*Enunciado 1*. Según el artículo sobre Carlos March, ¿qué superficie tiene su jardín?
*Enunciado 2*. Enumera todo lo que, según el artículo sobre Carlos March, explica su libro a lo largo de sus 300 páginas.
*Enunciado 3*. Escribe una continuación del artículo sobre Carlos March a partir de su última frase.

*Artículo*.
■ ■ ■ ■ ■
Carlos March: «La felicidad no existe, son solo momentos que yo he encontrado en mi jardín»
El cerebro de la entidad financiera más solvente de Europa publica un libro en el que comparte su vasta experiencia botánica, a la vez que traza las líneas maestras de su excepcional personalidad
MONTSERRAT LLUIS
Carlos March es el presidente de la entidad financiera más solvente del continente, la que en julio sacó mejor nota en los test de estrés de la Autoridad Bancaria Europea. En pleno cataclismo de los mercados, acaba de publicar un libro sembrado de ... reveladoras teorías y sabios consejos robados a 35 años de experiencia. Ahora bien, a lo largo de sus 300 páginas no explica cómo disminuir los activos tóxicos o recuperar crédito, sino cómo podar lotos o armonizar mimosas con adelfas, cómo abonar el suelo o cómo calcular el número de perdices que se pueden batir sin mermar la especie.
«Apasionado de la naturaleza, la caza y la jardinería», según su propia definición, el abogado mallorquín de 66 años, nieto del fundador de Banca March, gestiona con igual entrega y eficacia el principal banco español de propiedad privada y un imponente jardín de diez hectáreas avalado por dígitos igual de sobresalientes. 400 especies de árboles, arbustos y tapizantes, 300 variedades de rosales, más de 200 encinas adultas, un lago, un arroyo y su afluente, un umbráculo, dos invernaderos, un cortijo... que, administrados con orden y austeridad en una finca asomada a la Sierra Norte sevillana, le han reportado la máxima rentabilidad posible: «Ratos de felicidad».
■ ■ ■ ■ ■
*Datos de límites de regiones*.

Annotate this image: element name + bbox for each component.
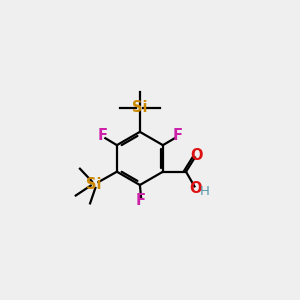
Text: Si: Si xyxy=(86,177,102,192)
Text: H: H xyxy=(200,184,209,198)
Text: O: O xyxy=(190,148,202,163)
Text: Si: Si xyxy=(132,100,148,115)
Text: F: F xyxy=(172,128,182,143)
Text: O: O xyxy=(189,181,202,196)
Text: F: F xyxy=(98,128,108,143)
Text: F: F xyxy=(136,193,146,208)
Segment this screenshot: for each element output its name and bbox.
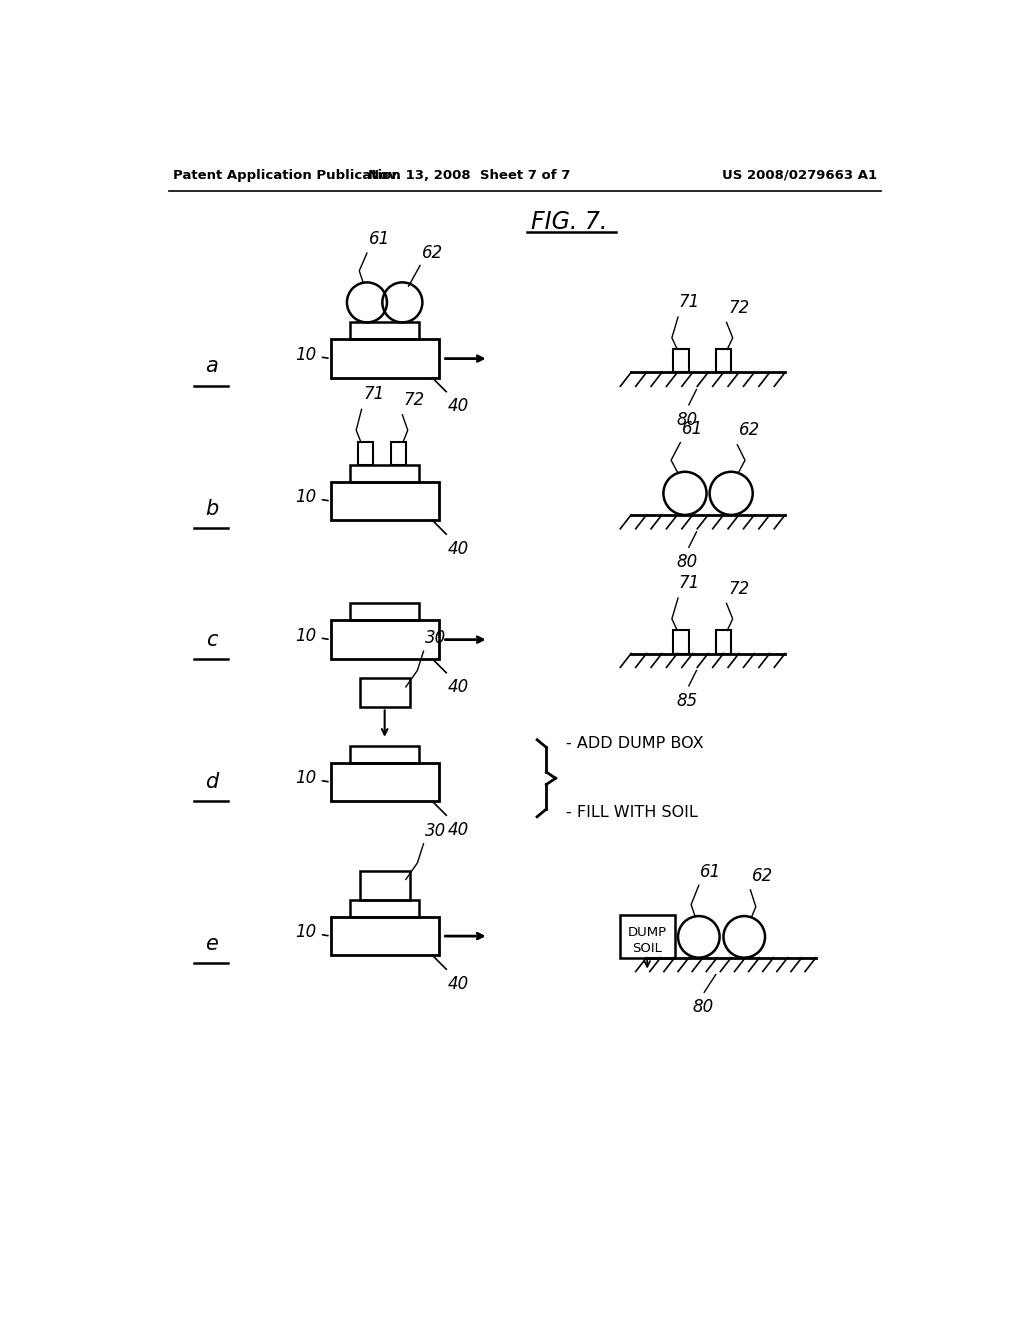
- Text: b: b: [205, 499, 218, 519]
- Bar: [331, 917, 438, 956]
- Text: - FILL WITH SOIL: - FILL WITH SOIL: [565, 805, 697, 821]
- Bar: [350, 900, 419, 917]
- Bar: [359, 678, 410, 708]
- Bar: [331, 763, 438, 801]
- Text: SOIL: SOIL: [632, 941, 663, 954]
- Text: 40: 40: [447, 821, 469, 838]
- Text: 61: 61: [700, 863, 722, 880]
- Text: FIG. 7.: FIG. 7.: [531, 210, 607, 234]
- Text: 40: 40: [447, 678, 469, 696]
- Text: Patent Application Publication: Patent Application Publication: [173, 169, 400, 182]
- Text: 62: 62: [422, 244, 442, 263]
- Text: c: c: [206, 630, 217, 649]
- Text: 71: 71: [364, 385, 384, 404]
- Bar: [357, 442, 373, 465]
- Bar: [350, 322, 419, 339]
- Text: 72: 72: [403, 392, 425, 409]
- Bar: [331, 482, 438, 520]
- Bar: [359, 871, 410, 900]
- Text: 62: 62: [739, 421, 760, 440]
- Text: 30: 30: [425, 822, 446, 840]
- Text: 62: 62: [752, 867, 773, 886]
- Text: 30: 30: [425, 630, 446, 647]
- Text: 72: 72: [728, 579, 750, 598]
- Bar: [331, 339, 438, 378]
- Bar: [350, 603, 419, 620]
- Text: 61: 61: [369, 231, 390, 248]
- Text: 85: 85: [677, 692, 698, 710]
- Bar: [350, 465, 419, 482]
- Bar: [331, 620, 438, 659]
- Text: US 2008/0279663 A1: US 2008/0279663 A1: [722, 169, 878, 182]
- Text: 40: 40: [447, 974, 469, 993]
- Text: d: d: [205, 772, 218, 792]
- Bar: [391, 442, 407, 465]
- Text: 10: 10: [296, 770, 328, 787]
- Text: a: a: [205, 356, 218, 376]
- Text: 61: 61: [682, 420, 703, 438]
- Text: 80: 80: [692, 998, 714, 1015]
- Text: 10: 10: [296, 923, 328, 941]
- Text: 10: 10: [296, 346, 328, 364]
- Bar: [350, 746, 419, 763]
- Text: 71: 71: [679, 574, 700, 591]
- Bar: [716, 631, 731, 653]
- Text: 10: 10: [296, 488, 328, 506]
- Text: - ADD DUMP BOX: - ADD DUMP BOX: [565, 737, 703, 751]
- Bar: [620, 915, 675, 958]
- Text: 71: 71: [679, 293, 700, 312]
- Bar: [674, 631, 689, 653]
- Text: DUMP: DUMP: [628, 927, 667, 939]
- Text: 10: 10: [296, 627, 328, 644]
- Bar: [716, 350, 731, 372]
- Text: Nov. 13, 2008  Sheet 7 of 7: Nov. 13, 2008 Sheet 7 of 7: [369, 169, 570, 182]
- Text: 72: 72: [728, 300, 750, 317]
- Text: 40: 40: [447, 397, 469, 414]
- Text: e: e: [205, 933, 218, 954]
- Text: 80: 80: [677, 411, 698, 429]
- Text: 80: 80: [677, 553, 698, 572]
- Bar: [674, 350, 689, 372]
- Text: 40: 40: [447, 540, 469, 557]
■ ■ ■ ■ ■
*Respuesta 1*. Diez hectáreas.

*Respuesta 2*.
- Cómo podar lotos
- Cómo armonizar mimosas con adelfas
- Cómo abonar el suelo
- Cómo calcular el número de perdices que se pueden batir sin mermar la especie

*Respuesta 3*.
Lo confiesa con inusual sinceridad en «Altarejos: un jardín en la dehesa» (Ediciones El Viso), el libro; una obra difícil de definir pero tan fácil de leer, y de ver. Autobiografía. Poesía. Fitología. Cinegética. Fotografía. Mística . Testamento. Arquitectura ecológica. Diario íntimo de una obsesión. Un arrebato de extraversión en un hombre discreto y prudente, cuya fortuna, una de las más abultadas del país, solo su apellido delata. Concebidos, escritos e ilustrados íntegramente por el mismo Carlos March, afloran en los seis capítulos, además de didácticas recomendaciones sobre botánica y plásticas descripciones de su vergel, la inteligencia, la serenidad y la clarividencia del banquero. Quizá incluso con mayor nitidez que en un Consejo de Administración.
En efecto, solo una personalidad fuera de lo común es capaz de convertir un «hobby», la jardinería, en estímulo intelectual y búsqueda obsesiva y hasta dolorosa de la perfección; anteponer el esfuerzo al dinero como vía preferente para conquistar los sueños; creer que el interés personal se alcanza desde el general y que el éxito duradero llega en soledad; ceder a la única ambición de la belleza, adivinar en lo pequeño la semilla de lo que mañana será inmenso y apearse del frenesí de lo material para esperar paciente días, semanas, años, el brote de ese frágil rosal.
—Sorprende que el presidente del banco más saneado de Europa viva con tal pasión la jardinería.
—Es un poco de afición personal y tradición familiar. Mi madre tenía un jardín de cactus en una finca familiar de Mallorca que, probablemente, sea el más importante del mundo. Yo me compré el terreno hace 36 o 37 años en el linde entre Sevilla y Badajoz y empecé a construir el jardín desde cero.
—¿Por qué se fue al sur, cuando la historia de la familia March está en Baleares?
—Consideraba que el entorno era precioso plásticamente. El final por el oeste de Sierra Morena tiene mucho movimiento, buen arbolado, dos ríos que atraviesan la finca... Es también muy apto para la caza, a la que soy muy aficionado. Como reunía estética, naturaleza, belleza, agua en abundancia y aptitudes idóneas para la caza, ahí empecé.
—¿Y por qué la llamó Altarejos?
—Era uno de los nombres de las distintas fincas pequeñas que agrupé para construir la mía, y me gustó.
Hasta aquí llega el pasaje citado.